Print the data exactly as it is given, please.

RECORDS FOR PROCESSING:
....

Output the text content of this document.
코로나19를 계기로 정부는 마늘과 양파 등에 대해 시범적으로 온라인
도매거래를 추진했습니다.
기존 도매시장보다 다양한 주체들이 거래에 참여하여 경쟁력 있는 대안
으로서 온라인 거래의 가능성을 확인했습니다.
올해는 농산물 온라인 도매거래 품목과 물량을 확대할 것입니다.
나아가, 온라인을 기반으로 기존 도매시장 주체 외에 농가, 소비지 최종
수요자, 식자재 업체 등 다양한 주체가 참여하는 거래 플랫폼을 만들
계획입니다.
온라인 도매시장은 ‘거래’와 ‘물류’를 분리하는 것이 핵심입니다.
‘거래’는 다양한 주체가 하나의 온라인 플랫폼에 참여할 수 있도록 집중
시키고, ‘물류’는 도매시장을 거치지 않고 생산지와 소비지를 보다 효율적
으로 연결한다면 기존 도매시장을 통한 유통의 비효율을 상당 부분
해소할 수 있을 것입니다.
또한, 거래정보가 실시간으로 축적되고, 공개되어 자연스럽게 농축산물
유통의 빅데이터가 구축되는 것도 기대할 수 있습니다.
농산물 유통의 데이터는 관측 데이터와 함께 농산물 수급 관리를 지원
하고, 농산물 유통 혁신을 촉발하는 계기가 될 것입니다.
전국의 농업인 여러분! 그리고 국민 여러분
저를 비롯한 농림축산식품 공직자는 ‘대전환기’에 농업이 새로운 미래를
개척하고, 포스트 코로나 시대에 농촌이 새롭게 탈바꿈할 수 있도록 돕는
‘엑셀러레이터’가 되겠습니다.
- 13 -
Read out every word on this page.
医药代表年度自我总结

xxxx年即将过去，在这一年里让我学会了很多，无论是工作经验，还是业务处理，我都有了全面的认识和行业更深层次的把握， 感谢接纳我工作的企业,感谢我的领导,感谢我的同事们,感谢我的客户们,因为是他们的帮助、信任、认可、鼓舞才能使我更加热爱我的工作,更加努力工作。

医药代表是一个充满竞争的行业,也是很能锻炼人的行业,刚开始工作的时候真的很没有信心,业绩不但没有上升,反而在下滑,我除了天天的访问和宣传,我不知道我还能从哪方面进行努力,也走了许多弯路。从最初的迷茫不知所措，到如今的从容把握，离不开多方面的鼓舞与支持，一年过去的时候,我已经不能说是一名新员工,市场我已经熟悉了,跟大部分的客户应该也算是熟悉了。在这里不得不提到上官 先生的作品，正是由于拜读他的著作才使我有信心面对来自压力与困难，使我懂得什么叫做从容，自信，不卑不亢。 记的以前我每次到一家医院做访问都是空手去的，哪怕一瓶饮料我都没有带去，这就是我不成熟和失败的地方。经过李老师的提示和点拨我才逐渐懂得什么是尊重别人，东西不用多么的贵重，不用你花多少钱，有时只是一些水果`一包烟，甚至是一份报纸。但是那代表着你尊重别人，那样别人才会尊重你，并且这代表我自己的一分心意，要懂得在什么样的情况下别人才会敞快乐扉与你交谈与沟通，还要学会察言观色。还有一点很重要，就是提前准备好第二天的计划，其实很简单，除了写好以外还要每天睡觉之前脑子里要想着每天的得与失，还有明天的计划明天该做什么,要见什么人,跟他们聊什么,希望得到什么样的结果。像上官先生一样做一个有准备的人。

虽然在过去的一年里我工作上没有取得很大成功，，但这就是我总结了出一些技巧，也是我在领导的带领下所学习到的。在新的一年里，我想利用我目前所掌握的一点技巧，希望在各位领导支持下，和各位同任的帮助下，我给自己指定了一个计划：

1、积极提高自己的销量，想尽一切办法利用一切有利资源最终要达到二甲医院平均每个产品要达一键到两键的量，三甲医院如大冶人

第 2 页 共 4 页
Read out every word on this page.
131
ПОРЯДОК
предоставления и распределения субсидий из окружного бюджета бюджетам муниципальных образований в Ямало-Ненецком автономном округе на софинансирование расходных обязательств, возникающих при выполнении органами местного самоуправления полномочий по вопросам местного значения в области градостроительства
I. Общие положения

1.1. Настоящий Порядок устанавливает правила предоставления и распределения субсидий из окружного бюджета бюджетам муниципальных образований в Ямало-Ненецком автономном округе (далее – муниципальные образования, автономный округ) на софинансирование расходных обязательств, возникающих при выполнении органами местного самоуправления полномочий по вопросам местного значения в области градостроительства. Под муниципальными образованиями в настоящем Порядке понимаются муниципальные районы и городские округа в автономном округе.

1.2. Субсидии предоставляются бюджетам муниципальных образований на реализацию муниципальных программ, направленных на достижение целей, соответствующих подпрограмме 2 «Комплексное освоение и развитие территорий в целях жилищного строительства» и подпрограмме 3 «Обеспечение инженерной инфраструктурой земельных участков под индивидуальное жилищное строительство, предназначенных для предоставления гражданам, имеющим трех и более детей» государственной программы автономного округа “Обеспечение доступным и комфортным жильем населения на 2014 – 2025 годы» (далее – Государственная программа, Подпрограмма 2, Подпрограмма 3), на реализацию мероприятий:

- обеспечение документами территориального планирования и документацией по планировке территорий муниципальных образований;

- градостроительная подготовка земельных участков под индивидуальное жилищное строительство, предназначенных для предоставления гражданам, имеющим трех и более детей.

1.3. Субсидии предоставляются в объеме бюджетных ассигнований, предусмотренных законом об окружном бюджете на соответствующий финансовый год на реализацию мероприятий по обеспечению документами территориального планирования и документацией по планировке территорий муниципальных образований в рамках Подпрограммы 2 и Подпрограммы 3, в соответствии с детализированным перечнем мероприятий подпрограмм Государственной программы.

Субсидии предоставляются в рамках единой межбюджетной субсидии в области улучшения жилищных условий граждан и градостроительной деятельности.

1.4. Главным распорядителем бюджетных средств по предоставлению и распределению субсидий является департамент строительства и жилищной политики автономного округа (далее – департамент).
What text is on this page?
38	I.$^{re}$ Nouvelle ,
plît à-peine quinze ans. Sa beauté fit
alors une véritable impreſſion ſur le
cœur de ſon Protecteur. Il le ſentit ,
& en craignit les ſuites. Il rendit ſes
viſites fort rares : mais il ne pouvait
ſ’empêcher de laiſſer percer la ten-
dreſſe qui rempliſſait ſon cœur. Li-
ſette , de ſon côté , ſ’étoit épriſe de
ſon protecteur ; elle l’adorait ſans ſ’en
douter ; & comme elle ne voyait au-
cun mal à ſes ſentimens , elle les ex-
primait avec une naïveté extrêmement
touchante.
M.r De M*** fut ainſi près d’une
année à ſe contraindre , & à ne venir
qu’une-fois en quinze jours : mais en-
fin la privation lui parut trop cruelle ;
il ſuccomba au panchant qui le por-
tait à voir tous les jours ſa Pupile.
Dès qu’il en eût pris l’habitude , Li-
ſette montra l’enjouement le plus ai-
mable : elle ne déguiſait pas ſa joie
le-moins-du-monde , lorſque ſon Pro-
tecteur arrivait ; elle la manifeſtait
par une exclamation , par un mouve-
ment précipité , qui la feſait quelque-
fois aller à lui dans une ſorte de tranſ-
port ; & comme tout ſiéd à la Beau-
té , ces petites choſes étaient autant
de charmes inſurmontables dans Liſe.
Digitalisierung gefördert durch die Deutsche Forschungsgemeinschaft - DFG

....

FULL RESPONSE:
Output the text content of this document.
코로나19를 계기로 정부는 마늘과 양파 등에 대해 시범적으로 온라인
도매거래를 추진했습니다.
기존 도매시장보다 다양한 주체들이 거래에 참여하여 경쟁력 있는 대안
으로서 온라인 거래의 가능성을 확인했습니다.
올해는 농산물 온라인 도매거래 품목과 물량을 확대할 것입니다.
나아가, 온라인을 기반으로 기존 도매시장 주체 외에 농가, 소비지 최종
수요자, 식자재 업체 등 다양한 주체가 참여하는 거래 플랫폼을 만들
계획입니다.
온라인 도매시장은 ‘거래’와 ‘물류’를 분리하는 것이 핵심입니다.
‘거래’는 다양한 주체가 하나의 온라인 플랫폼에 참여할 수 있도록 집중
시키고, ‘물류’는 도매시장을 거치지 않고 생산지와 소비지를 보다 효율적
으로 연결한다면 기존 도매시장을 통한 유통의 비효율을 상당 부분
해소할 수 있을 것입니다.
또한, 거래정보가 실시간으로 축적되고, 공개되어 자연스럽게 농축산물
유통의 빅데이터가 구축되는 것도 기대할 수 있습니다.
농산물 유통의 데이터는 관측 데이터와 함께 농산물 수급 관리를 지원
하고, 농산물 유통 혁신을 촉발하는 계기가 될 것입니다.
전국의 농업인 여러분! 그리고 국민 여러분
저를 비롯한 농림축산식품 공직자는 ‘대전환기’에 농업이 새로운 미래를
개척하고, 포스트 코로나 시대에 농촌이 새롭게 탈바꿈할 수 있도록 돕는
‘엑셀러레이터’가 되겠습니다.
- 13 -
Read out every word on this page.
医药代表年度自我总结

xxxx年即将过去，在这一年里让我学会了很多，无论是工作经验，还是业务处理，我都有了全面的认识和行业更深层次的把握， 感谢接纳我工作的企业,感谢我的领导,感谢我的同事们,感谢我的客户们,因为是他们的帮助、信任、认可、鼓舞才能使我更加热爱我的工作,更加努力工作。

医药代表是一个充满竞争的行业,也是很能锻炼人的行业,刚开始工作的时候真的很没有信心,业绩不但没有上升,反而在下滑,我除了天天的访问和宣传,我不知道我还能从哪方面进行努力,也走了许多弯路。从最初的迷茫不知所措，到如今的从容把握，离不开多方面的鼓舞与支持，一年过去的时候,我已经不能说是一名新员工,市场我已经熟悉了,跟大部分的客户应该也算是熟悉了。在这里不得不提到上官 先生的作品，正是由于拜读他的著作才使我有信心面对来自压力与困难，使我懂得什么叫做从容，自信，不卑不亢。 记的以前我每次到一家医院做访问都是空手去的，哪怕一瓶饮料我都没有带去，这就是我不成熟和失败的地方。经过李老师的提示和点拨我才逐渐懂得什么是尊重别人，东西不用多么的贵重，不用你花多少钱，有时只是一些水果`一包烟，甚至是一份报纸。但是那代表着你尊重别人，那样别人才会尊重你，并且这代表我自己的一分心意，要懂得在什么样的情况下别人才会敞快乐扉与你交谈与沟通，还要学会察言观色。还有一点很重要，就是提前准备好第二天的计划，其实很简单，除了写好以外还要每天睡觉之前脑子里要想着每天的得与失，还有明天的计划明天该做什么,要见什么人,跟他们聊什么,希望得到什么样的结果。像上官先生一样做一个有准备的人。

虽然在过去的一年里我工作上没有取得很大成功，，但这就是我总结了出一些技巧，也是我在领导的带领下所学习到的。在新的一年里，我想利用我目前所掌握的一点技巧，希望在各位领导支持下，和各位同任的帮助下，我给自己指定了一个计划：

1、积极提高自己的销量，想尽一切办法利用一切有利资源最终要达到二甲医院平均每个产品要达一键到两键的量，三甲医院如大冶人

第 2 页 共 4 页
Read out every word on this page.
131
ПОРЯДОК
предоставления и распределения субсидий из окружного бюджета бюджетам муниципальных образований в Ямало-Ненецком автономном округе на софинансирование расходных обязательств, возникающих при выполнении органами местного самоуправления полномочий по вопросам местного значения в области градостроительства
I. Общие положения

1.1. Настоящий Порядок устанавливает правила предоставления и распределения субсидий из окружного бюджета бюджетам муниципальных образований в Ямало-Ненецком автономном округе (далее – муниципальные образования, автономный округ) на софинансирование расходных обязательств, возникающих при выполнении органами местного самоуправления полномочий по вопросам местного значения в области градостроительства. Под муниципальными образованиями в настоящем Порядке понимаются муниципальные районы и городские округа в автономном округе.

1.2. Субсидии предоставляются бюджетам муниципальных образований на реализацию муниципальных программ, направленных на достижение целей, соответствующих подпрограмме 2 «Комплексное освоение и развитие территорий в целях жилищного строительства» и подпрограмме 3 «Обеспечение инженерной инфраструктурой земельных участков под индивидуальное жилищное строительство, предназначенных для предоставления гражданам, имеющим трех и более детей» государственной программы автономного округа “Обеспечение доступным и комфортным жильем населения на 2014 – 2025 годы» (далее – Государственная программа, Подпрограмма 2, Подпрограмма 3), на реализацию мероприятий:

- обеспечение документами территориального планирования и документацией по планировке территорий муниципальных образований;

- градостроительная подготовка земельных участков под индивидуальное жилищное строительство, предназначенных для предоставления гражданам, имеющим трех и более детей.

1.3. Субсидии предоставляются в объеме бюджетных ассигнований, предусмотренных законом об окружном бюджете на соответствующий финансовый год на реализацию мероприятий по обеспечению документами территориального планирования и документацией по планировке территорий муниципальных образований в рамках Подпрограммы 2 и Подпрограммы 3, в соответствии с детализированным перечнем мероприятий подпрограмм Государственной программы.

Субсидии предоставляются в рамках единой межбюджетной субсидии в области улучшения жилищных условий граждан и градостроительной деятельности.

1.4. Главным распорядителем бюджетных средств по предоставлению и распределению субсидий является департамент строительства и жилищной политики автономного округа (далее – департамент).
What text is on this page?
38	I.$^{re}$ Nouvelle ,
plît à-peine quinze ans. Sa beauté fit
alors une véritable impreſſion ſur le
cœur de ſon Protecteur. Il le ſentit ,
& en craignit les ſuites. Il rendit ſes
viſites fort rares : mais il ne pouvait
ſ’empêcher de laiſſer percer la ten-
dreſſe qui rempliſſait ſon cœur. Li-
ſette , de ſon côté , ſ’étoit épriſe de
ſon protecteur ; elle l’adorait ſans ſ’en
douter ; & comme elle ne voyait au-
cun mal à ſes ſentimens , elle les ex-
primait avec une naïveté extrêmement
touchante.
M.r De M*** fut ainſi près d’une
année à ſe contraindre , & à ne venir
qu’une-fois en quinze jours : mais en-
fin la privation lui parut trop cruelle ;
il ſuccomba au panchant qui le por-
tait à voir tous les jours ſa Pupile.
Dès qu’il en eût pris l’habitude , Li-
ſette montra l’enjouement le plus ai-
mable : elle ne déguiſait pas ſa joie
le-moins-du-monde , lorſque ſon Pro-
tecteur arrivait ; elle la manifeſtait
par une exclamation , par un mouve-
ment précipité , qui la feſait quelque-
fois aller à lui dans une ſorte de tranſ-
port ; & comme tout ſiéd à la Beau-
té , ces petites choſes étaient autant
de charmes inſurmontables dans Liſe.
Digitalisierung gefördert durch die Deutsche Forschungsgemeinschaft - DFG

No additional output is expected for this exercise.